# PAGE EXCERPT
Cooking is a delicious way to show love. And while there may be more expensive, more pizzazz-y, more creative ways to say “I love you,” there isn’t a more down-to-earth, more nourishing, more doable, tastier way to show your deep appreciation than by taking time to prepare and serve your loved one a homemade dish.
Moms certainly know it; they’ve been cooking for us since we were infants. So, come Mother’s Day, why not show how much you care, admire and adore Mom by cooking something special for her — something that a professional chef would make for his own mom?
We asked local chefs to share a recipe for the dish they cook for their mothers on Mother’s Day — a delicious dish that you can now make for yours.

# SUPPLIED RECORDS
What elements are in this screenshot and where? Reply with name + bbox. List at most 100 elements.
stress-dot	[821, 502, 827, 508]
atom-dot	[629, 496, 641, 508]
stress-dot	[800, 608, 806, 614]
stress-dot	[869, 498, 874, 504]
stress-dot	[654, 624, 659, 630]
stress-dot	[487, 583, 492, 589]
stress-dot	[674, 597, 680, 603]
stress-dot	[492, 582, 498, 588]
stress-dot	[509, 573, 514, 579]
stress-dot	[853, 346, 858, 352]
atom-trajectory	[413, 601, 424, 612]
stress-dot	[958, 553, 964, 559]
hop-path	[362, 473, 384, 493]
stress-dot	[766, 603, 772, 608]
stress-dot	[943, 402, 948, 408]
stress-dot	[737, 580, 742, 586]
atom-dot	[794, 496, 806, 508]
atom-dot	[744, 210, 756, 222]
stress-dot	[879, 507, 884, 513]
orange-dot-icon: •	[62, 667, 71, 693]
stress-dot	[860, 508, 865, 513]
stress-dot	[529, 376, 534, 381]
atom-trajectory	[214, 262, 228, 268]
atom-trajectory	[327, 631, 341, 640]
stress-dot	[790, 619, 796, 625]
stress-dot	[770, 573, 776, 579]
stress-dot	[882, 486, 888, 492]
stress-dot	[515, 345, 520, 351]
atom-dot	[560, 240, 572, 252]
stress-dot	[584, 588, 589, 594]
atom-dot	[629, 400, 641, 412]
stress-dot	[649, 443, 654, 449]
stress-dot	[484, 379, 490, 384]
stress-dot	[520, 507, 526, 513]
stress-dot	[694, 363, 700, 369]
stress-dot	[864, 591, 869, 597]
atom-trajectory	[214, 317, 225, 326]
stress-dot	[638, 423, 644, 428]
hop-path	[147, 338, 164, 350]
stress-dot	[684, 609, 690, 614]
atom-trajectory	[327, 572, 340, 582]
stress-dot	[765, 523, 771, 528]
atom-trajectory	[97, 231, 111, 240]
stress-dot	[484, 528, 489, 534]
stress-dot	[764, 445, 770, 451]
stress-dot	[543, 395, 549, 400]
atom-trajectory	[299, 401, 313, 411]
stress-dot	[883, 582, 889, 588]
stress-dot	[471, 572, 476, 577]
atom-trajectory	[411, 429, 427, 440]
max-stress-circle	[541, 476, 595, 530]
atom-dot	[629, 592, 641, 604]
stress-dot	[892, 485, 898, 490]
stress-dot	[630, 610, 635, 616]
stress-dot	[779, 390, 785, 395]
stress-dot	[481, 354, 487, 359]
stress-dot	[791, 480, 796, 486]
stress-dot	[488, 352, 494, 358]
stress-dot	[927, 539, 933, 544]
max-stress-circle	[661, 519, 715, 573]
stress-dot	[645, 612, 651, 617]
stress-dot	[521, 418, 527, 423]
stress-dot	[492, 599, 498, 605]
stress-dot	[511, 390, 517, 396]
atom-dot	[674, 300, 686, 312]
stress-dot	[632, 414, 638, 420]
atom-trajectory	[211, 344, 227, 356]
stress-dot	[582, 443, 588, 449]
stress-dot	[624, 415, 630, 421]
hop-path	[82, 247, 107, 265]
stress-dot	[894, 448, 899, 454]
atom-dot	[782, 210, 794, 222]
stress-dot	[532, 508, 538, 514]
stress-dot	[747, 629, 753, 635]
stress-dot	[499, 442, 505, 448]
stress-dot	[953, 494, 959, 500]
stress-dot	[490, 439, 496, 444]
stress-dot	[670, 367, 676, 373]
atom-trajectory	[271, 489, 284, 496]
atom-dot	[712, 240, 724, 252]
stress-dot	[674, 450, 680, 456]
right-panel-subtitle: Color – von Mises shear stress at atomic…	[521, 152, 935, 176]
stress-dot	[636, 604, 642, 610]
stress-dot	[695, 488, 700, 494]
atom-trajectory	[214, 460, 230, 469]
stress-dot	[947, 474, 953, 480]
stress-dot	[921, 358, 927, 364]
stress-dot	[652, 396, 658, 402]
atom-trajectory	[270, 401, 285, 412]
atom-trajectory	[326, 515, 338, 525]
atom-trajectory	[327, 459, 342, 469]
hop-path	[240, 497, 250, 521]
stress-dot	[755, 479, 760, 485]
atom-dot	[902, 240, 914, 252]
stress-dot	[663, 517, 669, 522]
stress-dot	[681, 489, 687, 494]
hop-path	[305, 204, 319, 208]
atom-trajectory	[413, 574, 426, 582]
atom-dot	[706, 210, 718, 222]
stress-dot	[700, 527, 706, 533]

# APPLY WHAT YOU READ
[1] In the Mother's Day passage, what were local chefs asked to share?
[2] Write out the Mother's Day passage word for word, from "Moms certainly know" to "his own mom?".
[3] Continue the Mother's Day passage from its last sentence.

# ANSWERS FOR THE TASKS
[1] A recipe for the dish they cook for their mothers on Mother's Day.

[2]
Moms certainly know it; they’ve been cooking for us since we were infants. So, come Mother’s Day, why not show how much you care, admire and adore Mom by cooking something special for her — something that a professional chef would make for his own mom?

[3]
David Burke, Ventanas in Fort Lee, Drifthouse in Sea Bright, David Burke at Orange Lawn in South Orange
Celebrity chef David Burke, a Fort Lee resident, is the chef at Ventanas in Fort Lee, Drifthouse by David Burke in Sea Bright, David Burke at Orange Lawn in South Orange, and David Burke Tavern and Woodpecker by David Burke, both in New York City. His 83-year-old mom loves pasta but she’s no fan of red sauce. She also loves pot roast, which Burke calls “a luxury.” This braised short rib dish is her favorite dish. Burke adds an egg on top for breakfast the next day. Plus, he loves to make it for her because, he said, “I get to remind her that pot roast is supposed to be moist.”
Braised Short Ribs
5 pound bone-in beef short ribs, cut crosswise into 2-inch pieces
Kosher salt and freshly ground black pepper
3 tablespoons vegetable oil
3 medium onions, chopped
3 medium carrots, peeled, chopped
2 celery stalks, chopped
3 tablespoons all-purpose flour
1 tablespoon tomato paste
1 750-milliliter bottle dry red wine (preferably Cabernet Sauvignon)
10 sprigs flat-leaf parsley
8 sprigs thyme
4 sprigs oregano
2 sprigs rosemary
2 fresh or dried bay leaves
1 head of garlic, halved crosswise
4 cups low-salt beef stock
Preheat oven to 350°F.
Season short ribs with salt and pepper.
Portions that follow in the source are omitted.